* start *

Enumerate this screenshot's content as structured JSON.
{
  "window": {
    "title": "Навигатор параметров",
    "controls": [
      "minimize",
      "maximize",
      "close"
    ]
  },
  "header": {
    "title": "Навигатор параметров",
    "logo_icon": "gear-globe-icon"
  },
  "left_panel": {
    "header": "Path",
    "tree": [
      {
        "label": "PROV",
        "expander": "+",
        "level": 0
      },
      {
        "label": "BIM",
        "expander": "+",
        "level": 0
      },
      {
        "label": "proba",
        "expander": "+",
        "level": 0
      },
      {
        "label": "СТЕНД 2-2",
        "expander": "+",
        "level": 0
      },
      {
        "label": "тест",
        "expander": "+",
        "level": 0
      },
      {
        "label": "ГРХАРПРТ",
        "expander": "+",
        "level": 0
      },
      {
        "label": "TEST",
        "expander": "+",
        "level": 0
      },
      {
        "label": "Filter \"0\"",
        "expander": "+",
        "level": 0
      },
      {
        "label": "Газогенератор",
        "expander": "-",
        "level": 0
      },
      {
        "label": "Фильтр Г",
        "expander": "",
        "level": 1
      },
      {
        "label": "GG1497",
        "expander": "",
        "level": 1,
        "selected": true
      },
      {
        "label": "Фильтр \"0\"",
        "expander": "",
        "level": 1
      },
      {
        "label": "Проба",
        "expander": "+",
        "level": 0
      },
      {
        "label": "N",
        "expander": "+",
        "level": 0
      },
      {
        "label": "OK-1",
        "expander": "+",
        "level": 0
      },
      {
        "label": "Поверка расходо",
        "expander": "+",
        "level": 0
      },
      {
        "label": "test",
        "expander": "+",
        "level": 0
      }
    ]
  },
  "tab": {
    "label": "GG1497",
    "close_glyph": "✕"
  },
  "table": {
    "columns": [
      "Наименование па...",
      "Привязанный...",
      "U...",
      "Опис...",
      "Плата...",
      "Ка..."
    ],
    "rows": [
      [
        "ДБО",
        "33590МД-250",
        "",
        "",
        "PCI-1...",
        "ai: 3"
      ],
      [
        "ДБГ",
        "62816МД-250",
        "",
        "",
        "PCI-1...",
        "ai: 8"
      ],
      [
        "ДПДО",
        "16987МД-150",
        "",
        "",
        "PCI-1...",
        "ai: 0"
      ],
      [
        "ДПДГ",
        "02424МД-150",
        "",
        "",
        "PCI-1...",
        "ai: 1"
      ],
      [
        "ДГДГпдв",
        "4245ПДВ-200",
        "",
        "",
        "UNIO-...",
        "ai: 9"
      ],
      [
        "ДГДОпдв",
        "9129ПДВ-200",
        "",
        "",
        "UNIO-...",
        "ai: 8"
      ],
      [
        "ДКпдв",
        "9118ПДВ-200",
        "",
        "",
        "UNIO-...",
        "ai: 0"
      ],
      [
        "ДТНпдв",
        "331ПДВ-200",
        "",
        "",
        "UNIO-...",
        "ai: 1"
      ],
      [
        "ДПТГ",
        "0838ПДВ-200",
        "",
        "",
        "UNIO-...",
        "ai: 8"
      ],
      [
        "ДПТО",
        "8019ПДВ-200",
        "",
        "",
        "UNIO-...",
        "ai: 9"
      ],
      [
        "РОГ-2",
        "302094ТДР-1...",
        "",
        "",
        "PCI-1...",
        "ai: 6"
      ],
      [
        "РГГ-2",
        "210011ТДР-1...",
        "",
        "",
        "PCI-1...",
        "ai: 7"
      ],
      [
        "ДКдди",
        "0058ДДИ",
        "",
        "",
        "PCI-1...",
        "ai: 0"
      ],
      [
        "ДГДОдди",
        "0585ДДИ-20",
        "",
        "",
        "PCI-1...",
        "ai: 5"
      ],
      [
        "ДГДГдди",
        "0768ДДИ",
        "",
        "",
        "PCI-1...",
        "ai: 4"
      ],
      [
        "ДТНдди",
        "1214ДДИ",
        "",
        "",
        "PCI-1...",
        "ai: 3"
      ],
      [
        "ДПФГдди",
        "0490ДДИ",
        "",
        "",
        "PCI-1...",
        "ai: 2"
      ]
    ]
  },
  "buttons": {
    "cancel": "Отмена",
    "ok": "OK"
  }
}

* end *

What is being asked: Print every record exactly as it was given.

Written solution:
Enumerate this screenshot's content as structured JSON.
{
  "window": {
    "title": "Навигатор параметров",
    "controls": [
      "minimize",
      "maximize",
      "close"
    ]
  },
  "header": {
    "title": "Навигатор параметров",
    "logo_icon": "gear-globe-icon"
  },
  "left_panel": {
    "header": "Path",
    "tree": [
      {
        "label": "PROV",
        "expander": "+",
        "level": 0
      },
      {
        "label": "BIM",
        "expander": "+",
        "level": 0
      },
      {
        "label": "proba",
        "expander": "+",
        "level": 0
      },
      {
        "label": "СТЕНД 2-2",
        "expander": "+",
        "level": 0
      },
      {
        "label": "тест",
        "expander": "+",
        "level": 0
      },
      {
        "label": "ГРХАРПРТ",
        "expander": "+",
        "level": 0
      },
      {
        "label": "TEST",
        "expander": "+",
        "level": 0
      },
      {
        "label": "Filter \"0\"",
        "expander": "+",
        "level": 0
      },
      {
        "label": "Газогенератор",
        "expander": "-",
        "level": 0
      },
      {
        "label": "Фильтр Г",
        "expander": "",
        "level": 1
      },
      {
        "label": "GG1497",
        "expander": "",
        "level": 1,
        "selected": true
      },
      {
        "label": "Фильтр \"0\"",
        "expander": "",
        "level": 1
      },
      {
        "label": "Проба",
        "expander": "+",
        "level": 0
      },
      {
        "label": "N",
        "expander": "+",
        "level": 0
      },
      {
        "label": "OK-1",
        "expander": "+",
        "level": 0
      },
      {
        "label": "Поверка расходо",
        "expander": "+",
        "level": 0
      },
      {
        "label": "test",
        "expander": "+",
        "level": 0
      }
    ]
  },
  "tab": {
    "label": "GG1497",
    "close_glyph": "✕"
  },
  "table": {
    "columns": [
      "Наименование па...",
      "Привязанный...",
      "U...",
      "Опис...",
      "Плата...",
      "Ка..."
    ],
    "rows": [
      [
        "ДБО",
        "33590МД-250",
        "",
        "",
        "PCI-1...",
        "ai: 3"
      ],
      [
        "ДБГ",
        "62816МД-250",
        "",
        "",
        "PCI-1...",
        "ai: 8"
      ],
      [
        "ДПДО",
        "16987МД-150",
        "",
        "",
        "PCI-1...",
        "ai: 0"
      ],
      [
        "ДПДГ",
        "02424МД-150",
        "",
        "",
        "PCI-1...",
        "ai: 1"
      ],
      [
        "ДГДГпдв",
        "4245ПДВ-200",
        "",
        "",
        "UNIO-...",
        "ai: 9"
      ],
      [
        "ДГДОпдв",
        "9129ПДВ-200",
        "",
        "",
        "UNIO-...",
        "ai: 8"
      ],
      [
        "ДКпдв",
        "9118ПДВ-200",
        "",
        "",
        "UNIO-...",
        "ai: 0"
      ],
      [
        "ДТНпдв",
        "331ПДВ-200",
        "",
        "",
        "UNIO-...",
        "ai: 1"
      ],
      [
        "ДПТГ",
        "0838ПДВ-200",
        "",
        "",
        "UNIO-...",
        "ai: 8"
      ],
      [
        "ДПТО",
        "8019ПДВ-200",
        "",
        "",
        "UNIO-...",
        "ai: 9"
      ],
      [
        "РОГ-2",
        "302094ТДР-1...",
        "",
        "",
        "PCI-1...",
        "ai: 6"
      ],
      [
        "РГГ-2",
        "210011ТДР-1...",
        "",
        "",
        "PCI-1...",
        "ai: 7"
      ],
      [
        "ДКдди",
        "0058ДДИ",
        "",
        "",
        "PCI-1...",
        "ai: 0"
      ],
      [
        "ДГДОдди",
        "0585ДДИ-20",
        "",
        "",
        "PCI-1...",
        "ai: 5"
      ],
      [
        "ДГДГдди",
        "0768ДДИ",
        "",
        "",
        "PCI-1...",
        "ai: 4"
      ],
      [
        "ДТНдди",
        "1214ДДИ",
        "",
        "",
        "PCI-1...",
        "ai: 3"
      ],
      [
        "ДПФГдди",
        "0490ДДИ",
        "",
        "",
        "PCI-1...",
        "ai: 2"
      ]
    ]
  },
  "buttons": {
    "cancel": "Отмена",
    "ok": "OK"
  }
}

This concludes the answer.